## Exercise details:
Copy everything in the listing below word for word, apart from any images.

====

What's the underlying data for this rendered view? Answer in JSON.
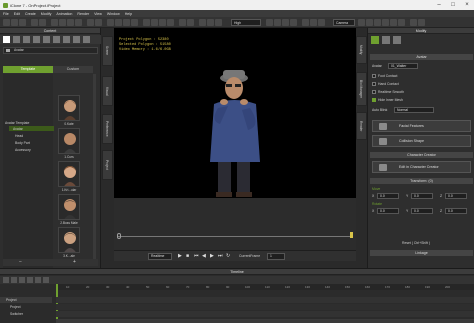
{
  "window": {
    "title": "iClone 7 - OnProject.iProject"
  },
  "menu": [
    "File",
    "Edit",
    "Create",
    "Modify",
    "Animation",
    "Render",
    "View",
    "Window",
    "Help"
  ],
  "toolbar": {
    "quality": "High",
    "camera": "Camera"
  },
  "content": {
    "title": "Content",
    "tabs": [
      "Template",
      "Custom"
    ],
    "breadcrumb": "Avatar",
    "tree": [
      "Avatar Template",
      "Avatar",
      "Head",
      "Body Part",
      "Accessory"
    ],
    "thumbs": [
      "0.Kate",
      "1.Curs",
      "1.Kri...ular",
      "2.Boss Male",
      "3.K...ale"
    ]
  },
  "side_tabs_left": [
    "Scene",
    "Visual",
    "Preference",
    "Project"
  ],
  "side_tabs_right": [
    "Modify",
    "Bio Manager",
    "Render"
  ],
  "viewport": {
    "hud": [
      "Project Polygon : 52380",
      "Selected Polygon : 51580",
      "Video Memory : 1.6/6.0GB"
    ]
  },
  "playback": {
    "realtime": "Realtime",
    "frame_label": "CurrentFrame",
    "frame": "1"
  },
  "modify": {
    "title": "Modify",
    "section_avatar": "Avatar",
    "name_label": "Avatar",
    "name_value": "01_Walter",
    "options": [
      {
        "label": "Foot Contact",
        "checked": false
      },
      {
        "label": "Hand Contact",
        "checked": false
      },
      {
        "label": "Realtime Smooth",
        "checked": false
      },
      {
        "label": "Hide Inner Mesh",
        "checked": true
      }
    ],
    "autoblink_label": "Auto Blink",
    "autoblink_value": "Normal",
    "btn_facial": "Facial Features",
    "btn_collision": "Collision Shape",
    "section_creator": "Character Creator",
    "btn_edit_cc": "Edit in Character Creator",
    "section_transform": "Transform: (0)",
    "move_label": "Move",
    "rotate_label": "Rotate",
    "xyz": [
      "X",
      "Y",
      "Z"
    ],
    "move_values": [
      "0.0",
      "0.0",
      "0.0"
    ],
    "rotate_values": [
      "0.0",
      "0.0",
      "0.0"
    ],
    "reset_label": "Reset ( Ctrl+Shift )",
    "section_linkage": "Linkage"
  },
  "timeline": {
    "title": "Timeline",
    "tracks": [
      "Project",
      "Project",
      "Switcher"
    ],
    "ruler": [
      "10",
      "20",
      "30",
      "40",
      "50",
      "60",
      "70",
      "80",
      "90",
      "100",
      "110",
      "120",
      "130",
      "140",
      "150",
      "160",
      "170",
      "180",
      "190",
      "200"
    ]
  },
  "colors": {
    "accent": "#6fa02f",
    "hud": "#d9c44a",
    "viewport_bg": "#000000"
  }
}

====

## Solution for this problem:
What's the underlying data for this rendered view? Answer in JSON.
{
  "window": {
    "title": "iClone 7 - OnProject.iProject"
  },
  "menu": [
    "File",
    "Edit",
    "Create",
    "Modify",
    "Animation",
    "Render",
    "View",
    "Window",
    "Help"
  ],
  "toolbar": {
    "quality": "High",
    "camera": "Camera"
  },
  "content": {
    "title": "Content",
    "tabs": [
      "Template",
      "Custom"
    ],
    "breadcrumb": "Avatar",
    "tree": [
      "Avatar Template",
      "Avatar",
      "Head",
      "Body Part",
      "Accessory"
    ],
    "thumbs": [
      "0.Kate",
      "1.Curs",
      "1.Kri...ular",
      "2.Boss Male",
      "3.K...ale"
    ]
  },
  "side_tabs_left": [
    "Scene",
    "Visual",
    "Preference",
    "Project"
  ],
  "side_tabs_right": [
    "Modify",
    "Bio Manager",
    "Render"
  ],
  "viewport": {
    "hud": [
      "Project Polygon : 52380",
      "Selected Polygon : 51580",
      "Video Memory : 1.6/6.0GB"
    ]
  },
  "playback": {
    "realtime": "Realtime",
    "frame_label": "CurrentFrame",
    "frame": "1"
  },
  "modify": {
    "title": "Modify",
    "section_avatar": "Avatar",
    "name_label": "Avatar",
    "name_value": "01_Walter",
    "options": [
      {
        "label": "Foot Contact",
        "checked": false
      },
      {
        "label": "Hand Contact",
        "checked": false
      },
      {
        "label": "Realtime Smooth",
        "checked": false
      },
      {
        "label": "Hide Inner Mesh",
        "checked": true
      }
    ],
    "autoblink_label": "Auto Blink",
    "autoblink_value": "Normal",
    "btn_facial": "Facial Features",
    "btn_collision": "Collision Shape",
    "section_creator": "Character Creator",
    "btn_edit_cc": "Edit in Character Creator",
    "section_transform": "Transform: (0)",
    "move_label": "Move",
    "rotate_label": "Rotate",
    "xyz": [
      "X",
      "Y",
      "Z"
    ],
    "move_values": [
      "0.0",
      "0.0",
      "0.0"
    ],
    "rotate_values": [
      "0.0",
      "0.0",
      "0.0"
    ],
    "reset_label": "Reset ( Ctrl+Shift )",
    "section_linkage": "Linkage"
  },
  "timeline": {
    "title": "Timeline",
    "tracks": [
      "Project",
      "Project",
      "Switcher"
    ],
    "ruler": [
      "10",
      "20",
      "30",
      "40",
      "50",
      "60",
      "70",
      "80",
      "90",
      "100",
      "110",
      "120",
      "130",
      "140",
      "150",
      "160",
      "170",
      "180",
      "190",
      "200"
    ]
  },
  "colors": {
    "accent": "#6fa02f",
    "hud": "#d9c44a",
    "viewport_bg": "#000000"
  }
}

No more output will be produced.